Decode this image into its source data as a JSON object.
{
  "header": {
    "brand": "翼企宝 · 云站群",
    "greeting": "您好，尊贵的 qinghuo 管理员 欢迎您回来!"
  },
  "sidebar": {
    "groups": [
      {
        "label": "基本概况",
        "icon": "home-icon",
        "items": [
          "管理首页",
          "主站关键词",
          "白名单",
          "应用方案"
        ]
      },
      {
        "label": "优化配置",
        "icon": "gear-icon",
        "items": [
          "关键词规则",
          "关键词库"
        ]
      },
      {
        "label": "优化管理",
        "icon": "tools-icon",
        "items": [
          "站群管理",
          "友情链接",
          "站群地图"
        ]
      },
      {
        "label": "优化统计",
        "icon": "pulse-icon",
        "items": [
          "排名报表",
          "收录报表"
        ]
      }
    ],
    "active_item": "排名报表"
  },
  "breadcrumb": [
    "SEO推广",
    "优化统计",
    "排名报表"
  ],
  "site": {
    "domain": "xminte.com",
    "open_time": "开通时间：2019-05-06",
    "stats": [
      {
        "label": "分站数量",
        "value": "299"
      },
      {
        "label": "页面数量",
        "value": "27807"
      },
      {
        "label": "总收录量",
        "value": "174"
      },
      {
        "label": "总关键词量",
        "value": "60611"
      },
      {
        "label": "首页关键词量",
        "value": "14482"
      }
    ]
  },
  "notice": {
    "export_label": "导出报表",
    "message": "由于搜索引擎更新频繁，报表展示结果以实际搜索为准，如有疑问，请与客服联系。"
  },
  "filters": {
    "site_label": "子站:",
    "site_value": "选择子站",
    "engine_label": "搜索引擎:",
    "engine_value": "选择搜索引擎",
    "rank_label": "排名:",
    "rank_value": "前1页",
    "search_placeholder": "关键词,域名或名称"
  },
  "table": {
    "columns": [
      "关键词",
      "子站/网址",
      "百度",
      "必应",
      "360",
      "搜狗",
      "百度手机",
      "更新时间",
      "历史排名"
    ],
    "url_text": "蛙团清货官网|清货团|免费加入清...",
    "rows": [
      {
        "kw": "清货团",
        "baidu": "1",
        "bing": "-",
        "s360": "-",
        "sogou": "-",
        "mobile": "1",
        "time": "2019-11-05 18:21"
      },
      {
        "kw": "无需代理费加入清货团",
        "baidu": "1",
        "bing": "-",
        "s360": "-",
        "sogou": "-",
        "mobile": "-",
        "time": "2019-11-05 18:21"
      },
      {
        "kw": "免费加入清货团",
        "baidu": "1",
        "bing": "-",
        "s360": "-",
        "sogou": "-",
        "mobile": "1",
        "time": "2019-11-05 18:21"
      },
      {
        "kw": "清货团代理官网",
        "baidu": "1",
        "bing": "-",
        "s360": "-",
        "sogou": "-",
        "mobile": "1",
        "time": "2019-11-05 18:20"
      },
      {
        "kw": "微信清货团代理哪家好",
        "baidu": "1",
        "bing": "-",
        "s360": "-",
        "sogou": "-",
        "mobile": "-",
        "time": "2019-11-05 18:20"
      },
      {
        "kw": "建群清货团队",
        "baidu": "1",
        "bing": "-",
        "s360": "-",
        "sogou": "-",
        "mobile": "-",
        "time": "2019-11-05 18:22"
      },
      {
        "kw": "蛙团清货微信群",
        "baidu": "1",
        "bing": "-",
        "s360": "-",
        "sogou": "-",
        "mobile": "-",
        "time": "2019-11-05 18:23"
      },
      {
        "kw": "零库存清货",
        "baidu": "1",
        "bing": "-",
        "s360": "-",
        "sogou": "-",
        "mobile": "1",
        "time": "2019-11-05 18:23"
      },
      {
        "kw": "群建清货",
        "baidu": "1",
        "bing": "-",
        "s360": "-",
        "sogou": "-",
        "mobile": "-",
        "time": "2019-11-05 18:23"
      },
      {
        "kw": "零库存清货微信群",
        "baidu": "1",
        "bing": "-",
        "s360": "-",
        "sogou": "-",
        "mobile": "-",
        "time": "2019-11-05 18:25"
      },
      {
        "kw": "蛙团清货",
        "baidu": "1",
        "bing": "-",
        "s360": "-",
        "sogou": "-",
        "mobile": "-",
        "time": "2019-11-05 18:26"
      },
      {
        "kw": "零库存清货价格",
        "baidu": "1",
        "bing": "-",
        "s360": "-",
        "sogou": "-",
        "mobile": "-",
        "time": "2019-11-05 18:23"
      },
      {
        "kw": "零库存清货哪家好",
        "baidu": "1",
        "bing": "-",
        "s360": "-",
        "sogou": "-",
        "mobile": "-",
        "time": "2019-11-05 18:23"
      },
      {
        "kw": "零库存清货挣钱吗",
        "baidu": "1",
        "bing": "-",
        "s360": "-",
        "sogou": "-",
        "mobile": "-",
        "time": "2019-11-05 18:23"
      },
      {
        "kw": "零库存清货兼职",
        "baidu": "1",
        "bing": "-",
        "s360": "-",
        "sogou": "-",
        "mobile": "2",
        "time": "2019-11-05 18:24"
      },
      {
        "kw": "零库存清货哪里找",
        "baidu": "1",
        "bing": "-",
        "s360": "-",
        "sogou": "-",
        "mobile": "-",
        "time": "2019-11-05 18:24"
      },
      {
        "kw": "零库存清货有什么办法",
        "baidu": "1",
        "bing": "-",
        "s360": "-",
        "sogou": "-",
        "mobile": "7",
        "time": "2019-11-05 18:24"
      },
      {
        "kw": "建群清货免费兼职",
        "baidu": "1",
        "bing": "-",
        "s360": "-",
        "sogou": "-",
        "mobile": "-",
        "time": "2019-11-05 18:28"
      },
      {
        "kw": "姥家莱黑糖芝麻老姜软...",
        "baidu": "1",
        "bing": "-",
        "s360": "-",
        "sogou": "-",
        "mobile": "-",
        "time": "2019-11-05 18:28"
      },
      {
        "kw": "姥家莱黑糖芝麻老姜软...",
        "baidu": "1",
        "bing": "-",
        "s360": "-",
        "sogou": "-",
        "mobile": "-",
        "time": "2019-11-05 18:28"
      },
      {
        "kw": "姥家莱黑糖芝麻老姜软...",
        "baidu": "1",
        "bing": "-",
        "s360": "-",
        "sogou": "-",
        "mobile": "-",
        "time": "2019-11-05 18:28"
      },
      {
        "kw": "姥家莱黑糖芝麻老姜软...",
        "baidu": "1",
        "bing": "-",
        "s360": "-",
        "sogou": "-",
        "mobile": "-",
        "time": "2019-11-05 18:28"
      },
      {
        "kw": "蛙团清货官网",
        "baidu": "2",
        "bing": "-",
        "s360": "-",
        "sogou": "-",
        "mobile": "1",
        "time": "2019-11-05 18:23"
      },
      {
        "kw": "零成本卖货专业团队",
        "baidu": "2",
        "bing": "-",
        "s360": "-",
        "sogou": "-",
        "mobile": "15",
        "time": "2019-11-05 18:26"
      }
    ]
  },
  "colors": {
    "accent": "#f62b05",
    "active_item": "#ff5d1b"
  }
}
┄┄┄┄┄┄┄┄┄┄
◆ **Requirements**
Copy out every line from the records that has the word "icon".

◆ **Written solution**
        "icon": "home-icon",
        "icon": "gear-icon",
        "icon": "tools-icon",
        "icon": "pulse-icon",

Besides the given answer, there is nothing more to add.